# Written instruction
Repeat the whole listing exactly as written.

++++ Source records ++++

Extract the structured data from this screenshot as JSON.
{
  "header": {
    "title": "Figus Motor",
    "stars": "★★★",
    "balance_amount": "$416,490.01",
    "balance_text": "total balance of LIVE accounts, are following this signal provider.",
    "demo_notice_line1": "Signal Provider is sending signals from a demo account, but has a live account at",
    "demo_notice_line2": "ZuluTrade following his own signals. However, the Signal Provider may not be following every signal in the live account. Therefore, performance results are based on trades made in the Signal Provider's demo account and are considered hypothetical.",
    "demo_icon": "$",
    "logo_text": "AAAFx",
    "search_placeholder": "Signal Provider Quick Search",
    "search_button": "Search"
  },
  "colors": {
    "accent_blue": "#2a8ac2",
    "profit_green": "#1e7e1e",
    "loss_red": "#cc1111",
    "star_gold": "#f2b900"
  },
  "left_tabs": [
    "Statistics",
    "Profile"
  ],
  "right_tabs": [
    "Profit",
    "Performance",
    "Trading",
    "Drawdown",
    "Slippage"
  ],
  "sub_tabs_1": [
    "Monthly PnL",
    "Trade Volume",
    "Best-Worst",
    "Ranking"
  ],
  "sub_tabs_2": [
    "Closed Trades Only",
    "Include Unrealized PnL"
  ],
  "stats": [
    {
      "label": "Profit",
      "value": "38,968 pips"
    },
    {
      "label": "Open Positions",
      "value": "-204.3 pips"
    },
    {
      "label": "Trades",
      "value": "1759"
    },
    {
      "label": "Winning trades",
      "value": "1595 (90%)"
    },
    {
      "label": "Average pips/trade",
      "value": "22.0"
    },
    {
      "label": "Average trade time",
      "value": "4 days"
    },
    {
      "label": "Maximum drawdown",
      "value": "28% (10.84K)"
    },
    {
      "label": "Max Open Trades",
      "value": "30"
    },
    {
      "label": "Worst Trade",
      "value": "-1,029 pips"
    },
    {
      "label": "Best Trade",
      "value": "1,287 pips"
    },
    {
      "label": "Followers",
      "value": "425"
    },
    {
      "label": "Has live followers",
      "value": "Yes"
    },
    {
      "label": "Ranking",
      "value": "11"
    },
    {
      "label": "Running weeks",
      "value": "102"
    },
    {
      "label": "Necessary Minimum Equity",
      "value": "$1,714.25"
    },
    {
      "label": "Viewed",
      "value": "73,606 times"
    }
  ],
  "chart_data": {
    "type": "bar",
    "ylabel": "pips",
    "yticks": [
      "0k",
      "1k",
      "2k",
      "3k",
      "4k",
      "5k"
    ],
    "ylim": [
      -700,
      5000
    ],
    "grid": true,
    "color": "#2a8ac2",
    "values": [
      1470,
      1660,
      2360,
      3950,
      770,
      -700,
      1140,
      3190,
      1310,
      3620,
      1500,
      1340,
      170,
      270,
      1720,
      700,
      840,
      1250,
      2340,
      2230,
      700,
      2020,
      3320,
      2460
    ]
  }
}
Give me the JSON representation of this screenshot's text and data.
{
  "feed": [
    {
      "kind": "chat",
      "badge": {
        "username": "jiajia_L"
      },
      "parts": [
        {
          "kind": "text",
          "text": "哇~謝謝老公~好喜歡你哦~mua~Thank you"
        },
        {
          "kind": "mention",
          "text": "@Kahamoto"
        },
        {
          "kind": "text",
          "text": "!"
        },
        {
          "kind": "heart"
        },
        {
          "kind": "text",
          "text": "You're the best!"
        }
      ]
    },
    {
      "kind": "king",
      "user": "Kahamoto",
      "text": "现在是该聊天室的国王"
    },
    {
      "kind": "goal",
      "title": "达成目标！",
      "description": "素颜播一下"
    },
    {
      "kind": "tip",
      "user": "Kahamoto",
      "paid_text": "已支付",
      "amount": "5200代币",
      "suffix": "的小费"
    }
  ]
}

++++

# Result
Extract the structured data from this screenshot as JSON.
{
  "header": {
    "title": "Figus Motor",
    "stars": "★★★",
    "balance_amount": "$416,490.01",
    "balance_text": "total balance of LIVE accounts, are following this signal provider.",
    "demo_notice_line1": "Signal Provider is sending signals from a demo account, but has a live account at",
    "demo_notice_line2": "ZuluTrade following his own signals. However, the Signal Provider may not be following every signal in the live account. Therefore, performance results are based on trades made in the Signal Provider's demo account and are considered hypothetical.",
    "demo_icon": "$",
    "logo_text": "AAAFx",
    "search_placeholder": "Signal Provider Quick Search",
    "search_button": "Search"
  },
  "colors": {
    "accent_blue": "#2a8ac2",
    "profit_green": "#1e7e1e",
    "loss_red": "#cc1111",
    "star_gold": "#f2b900"
  },
  "left_tabs": [
    "Statistics",
    "Profile"
  ],
  "right_tabs": [
    "Profit",
    "Performance",
    "Trading",
    "Drawdown",
    "Slippage"
  ],
  "sub_tabs_1": [
    "Monthly PnL",
    "Trade Volume",
    "Best-Worst",
    "Ranking"
  ],
  "sub_tabs_2": [
    "Closed Trades Only",
    "Include Unrealized PnL"
  ],
  "stats": [
    {
      "label": "Profit",
      "value": "38,968 pips"
    },
    {
      "label": "Open Positions",
      "value": "-204.3 pips"
    },
    {
      "label": "Trades",
      "value": "1759"
    },
    {
      "label": "Winning trades",
      "value": "1595 (90%)"
    },
    {
      "label": "Average pips/trade",
      "value": "22.0"
    },
    {
      "label": "Average trade time",
      "value": "4 days"
    },
    {
      "label": "Maximum drawdown",
      "value": "28% (10.84K)"
    },
    {
      "label": "Max Open Trades",
      "value": "30"
    },
    {
      "label": "Worst Trade",
      "value": "-1,029 pips"
    },
    {
      "label": "Best Trade",
      "value": "1,287 pips"
    },
    {
      "label": "Followers",
      "value": "425"
    },
    {
      "label": "Has live followers",
      "value": "Yes"
    },
    {
      "label": "Ranking",
      "value": "11"
    },
    {
      "label": "Running weeks",
      "value": "102"
    },
    {
      "label": "Necessary Minimum Equity",
      "value": "$1,714.25"
    },
    {
      "label": "Viewed",
      "value": "73,606 times"
    }
  ],
  "chart_data": {
    "type": "bar",
    "ylabel": "pips",
    "yticks": [
      "0k",
      "1k",
      "2k",
      "3k",
      "4k",
      "5k"
    ],
    "ylim": [
      -700,
      5000
    ],
    "grid": true,
    "color": "#2a8ac2",
    "values": [
      1470,
      1660,
      2360,
      3950,
      770,
      -700,
      1140,
      3190,
      1310,
      3620,
      1500,
      1340,
      170,
      270,
      1720,
      700,
      840,
      1250,
      2340,
      2230,
      700,
      2020,
      3320,
      2460
    ]
  }
}
Give me the JSON representation of this screenshot's text and data.
{
  "feed": [
    {
      "kind": "chat",
      "badge": {
        "username": "jiajia_L"
      },
      "parts": [
        {
          "kind": "text",
          "text": "哇~謝謝老公~好喜歡你哦~mua~Thank you"
        },
        {
          "kind": "mention",
          "text": "@Kahamoto"
        },
        {
          "kind": "text",
          "text": "!"
        },
        {
          "kind": "heart"
        },
        {
          "kind": "text",
          "text": "You're the best!"
        }
      ]
    },
    {
      "kind": "king",
      "user": "Kahamoto",
      "text": "现在是该聊天室的国王"
    },
    {
      "kind": "goal",
      "title": "达成目标！",
      "description": "素颜播一下"
    },
    {
      "kind": "tip",
      "user": "Kahamoto",
      "paid_text": "已支付",
      "amount": "5200代币",
      "suffix": "的小费"
    }
  ]
}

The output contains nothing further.